Every entry below should be printed exactly, without its images.

******************************

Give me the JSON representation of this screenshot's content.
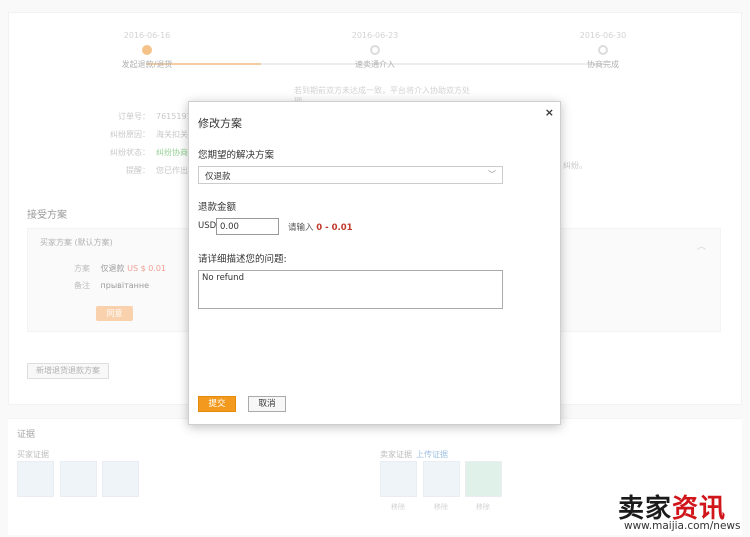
{
  "steps": [
    {
      "date": "2016-06-16",
      "label": "发起退款/退货"
    },
    {
      "date": "2016-06-23",
      "label": "速卖通介入"
    },
    {
      "date": "2016-06-30",
      "label": "协商完成"
    }
  ],
  "step_note": "若到期前双方未达成一致，平台将介入协助双方处理",
  "order_info": {
    "order_no_label": "订单号：",
    "order_no_value": "7615191",
    "reason_label": "纠纷原因：",
    "reason_value": "海关扣关",
    "status_label": "纠纷状态：",
    "status_value": "纠纷协商",
    "reminder_label": "提醒：",
    "reminder_value": "您已作出",
    "reminder_tail": "纠纷。"
  },
  "accept_section": {
    "title": "接受方案",
    "proposal_title": "买家方案 (默认方案)",
    "plan_label": "方案",
    "plan_value": "仅退款",
    "plan_amount": "US $ 0.01",
    "note_label": "备注",
    "note_value": "прывітанне",
    "agree_label": "同意"
  },
  "new_button": "新增退货退款方案",
  "evidence": {
    "title": "证据",
    "buyer_label": "买家证据",
    "seller_label": "卖家证据",
    "upload_link": "上传证据",
    "caption": "移除"
  },
  "modal": {
    "title": "修改方案",
    "close_symbol": "×",
    "solution_label": "您期望的解决方案",
    "solution_value": "仅退款",
    "amount_label": "退款金额",
    "currency": "USD",
    "amount_value": "0.00",
    "hint_prefix": "请输入",
    "hint_range": "0 - 0.01",
    "description_label": "请详细描述您的问题:",
    "description_value": "No refund",
    "submit_label": "提交",
    "cancel_label": "取消"
  },
  "watermark": {
    "logo_black": "卖家",
    "logo_red": "资讯",
    "url": "www.maijia.com/news"
  },
  "colors": {
    "accent": "#f39a1e",
    "range_red": "#c0392b",
    "status_green": "#5cb85c",
    "link_blue": "#6a9fd4"
  }
}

******************************

TASK ANSWER.
Give me the JSON representation of this screenshot's content.
{
  "steps": [
    {
      "date": "2016-06-16",
      "label": "发起退款/退货"
    },
    {
      "date": "2016-06-23",
      "label": "速卖通介入"
    },
    {
      "date": "2016-06-30",
      "label": "协商完成"
    }
  ],
  "step_note": "若到期前双方未达成一致，平台将介入协助双方处理",
  "order_info": {
    "order_no_label": "订单号：",
    "order_no_value": "7615191",
    "reason_label": "纠纷原因：",
    "reason_value": "海关扣关",
    "status_label": "纠纷状态：",
    "status_value": "纠纷协商",
    "reminder_label": "提醒：",
    "reminder_value": "您已作出",
    "reminder_tail": "纠纷。"
  },
  "accept_section": {
    "title": "接受方案",
    "proposal_title": "买家方案 (默认方案)",
    "plan_label": "方案",
    "plan_value": "仅退款",
    "plan_amount": "US $ 0.01",
    "note_label": "备注",
    "note_value": "прывітанне",
    "agree_label": "同意"
  },
  "new_button": "新增退货退款方案",
  "evidence": {
    "title": "证据",
    "buyer_label": "买家证据",
    "seller_label": "卖家证据",
    "upload_link": "上传证据",
    "caption": "移除"
  },
  "modal": {
    "title": "修改方案",
    "close_symbol": "×",
    "solution_label": "您期望的解决方案",
    "solution_value": "仅退款",
    "amount_label": "退款金额",
    "currency": "USD",
    "amount_value": "0.00",
    "hint_prefix": "请输入",
    "hint_range": "0 - 0.01",
    "description_label": "请详细描述您的问题:",
    "description_value": "No refund",
    "submit_label": "提交",
    "cancel_label": "取消"
  },
  "watermark": {
    "logo_black": "卖家",
    "logo_red": "资讯",
    "url": "www.maijia.com/news"
  },
  "colors": {
    "accent": "#f39a1e",
    "range_red": "#c0392b",
    "status_green": "#5cb85c",
    "link_blue": "#6a9fd4"
  }
}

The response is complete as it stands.